* _Records to process_:
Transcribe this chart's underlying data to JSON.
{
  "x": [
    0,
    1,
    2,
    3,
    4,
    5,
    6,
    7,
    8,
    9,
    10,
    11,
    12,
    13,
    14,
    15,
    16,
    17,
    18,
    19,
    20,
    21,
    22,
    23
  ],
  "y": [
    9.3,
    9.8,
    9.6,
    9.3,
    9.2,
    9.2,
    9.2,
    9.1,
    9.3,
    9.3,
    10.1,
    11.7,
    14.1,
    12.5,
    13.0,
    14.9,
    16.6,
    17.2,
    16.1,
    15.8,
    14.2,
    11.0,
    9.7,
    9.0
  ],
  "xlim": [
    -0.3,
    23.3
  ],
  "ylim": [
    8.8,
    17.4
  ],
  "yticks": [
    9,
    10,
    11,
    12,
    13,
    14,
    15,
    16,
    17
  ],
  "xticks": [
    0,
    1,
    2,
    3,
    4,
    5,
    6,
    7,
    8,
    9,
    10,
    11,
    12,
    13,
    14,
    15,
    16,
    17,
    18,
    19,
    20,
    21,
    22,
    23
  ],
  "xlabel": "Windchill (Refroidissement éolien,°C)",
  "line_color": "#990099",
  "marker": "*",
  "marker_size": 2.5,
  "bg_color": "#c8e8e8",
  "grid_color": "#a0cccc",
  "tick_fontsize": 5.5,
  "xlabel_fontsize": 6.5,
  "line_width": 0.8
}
* * *
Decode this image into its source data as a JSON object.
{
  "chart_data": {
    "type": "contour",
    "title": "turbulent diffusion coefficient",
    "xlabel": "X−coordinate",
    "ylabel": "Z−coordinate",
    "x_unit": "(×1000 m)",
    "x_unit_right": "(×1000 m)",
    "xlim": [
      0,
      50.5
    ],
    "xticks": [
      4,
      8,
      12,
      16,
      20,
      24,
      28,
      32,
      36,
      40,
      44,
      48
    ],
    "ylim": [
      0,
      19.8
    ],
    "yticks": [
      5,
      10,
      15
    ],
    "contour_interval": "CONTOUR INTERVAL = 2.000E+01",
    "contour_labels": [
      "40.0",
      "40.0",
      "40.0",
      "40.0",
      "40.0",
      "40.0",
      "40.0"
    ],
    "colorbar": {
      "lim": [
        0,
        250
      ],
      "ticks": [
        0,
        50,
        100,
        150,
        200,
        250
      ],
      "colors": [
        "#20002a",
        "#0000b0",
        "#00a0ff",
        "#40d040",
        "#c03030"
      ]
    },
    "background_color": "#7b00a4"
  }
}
* * *
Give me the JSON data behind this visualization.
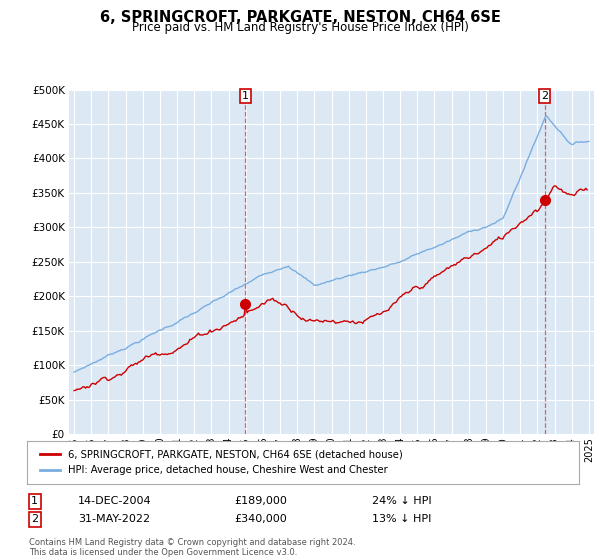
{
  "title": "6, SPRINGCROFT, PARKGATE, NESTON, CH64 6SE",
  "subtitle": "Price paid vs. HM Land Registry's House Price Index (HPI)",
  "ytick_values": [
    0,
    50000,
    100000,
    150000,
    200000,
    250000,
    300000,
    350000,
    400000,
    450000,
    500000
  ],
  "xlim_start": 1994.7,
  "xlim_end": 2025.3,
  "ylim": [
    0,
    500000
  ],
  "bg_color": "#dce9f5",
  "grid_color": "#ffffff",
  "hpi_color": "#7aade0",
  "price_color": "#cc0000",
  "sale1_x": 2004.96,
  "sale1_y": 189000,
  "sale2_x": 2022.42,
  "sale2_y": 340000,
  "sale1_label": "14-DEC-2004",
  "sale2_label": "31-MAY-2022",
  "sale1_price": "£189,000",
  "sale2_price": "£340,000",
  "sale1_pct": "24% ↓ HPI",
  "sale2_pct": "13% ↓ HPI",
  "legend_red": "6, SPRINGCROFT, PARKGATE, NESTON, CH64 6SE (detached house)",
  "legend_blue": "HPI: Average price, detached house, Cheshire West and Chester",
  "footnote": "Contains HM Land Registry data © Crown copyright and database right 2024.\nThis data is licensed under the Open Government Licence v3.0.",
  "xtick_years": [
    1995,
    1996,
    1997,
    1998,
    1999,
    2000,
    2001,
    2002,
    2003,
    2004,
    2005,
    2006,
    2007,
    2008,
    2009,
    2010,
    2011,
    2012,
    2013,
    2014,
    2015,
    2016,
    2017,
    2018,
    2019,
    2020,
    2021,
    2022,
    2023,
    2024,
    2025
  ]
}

* _Do this_:
Find the lines above that contain the word "Land" and collect them.

* _Problem solution_:
  "subtitle": "Price paid vs. HM Land Registry's House Price Index (HPI)",
  "footnote": "Contains HM Land Registry data © Crown copyright and database right 2024.\nThis data is licensed under the Open Government Licence v3.0.",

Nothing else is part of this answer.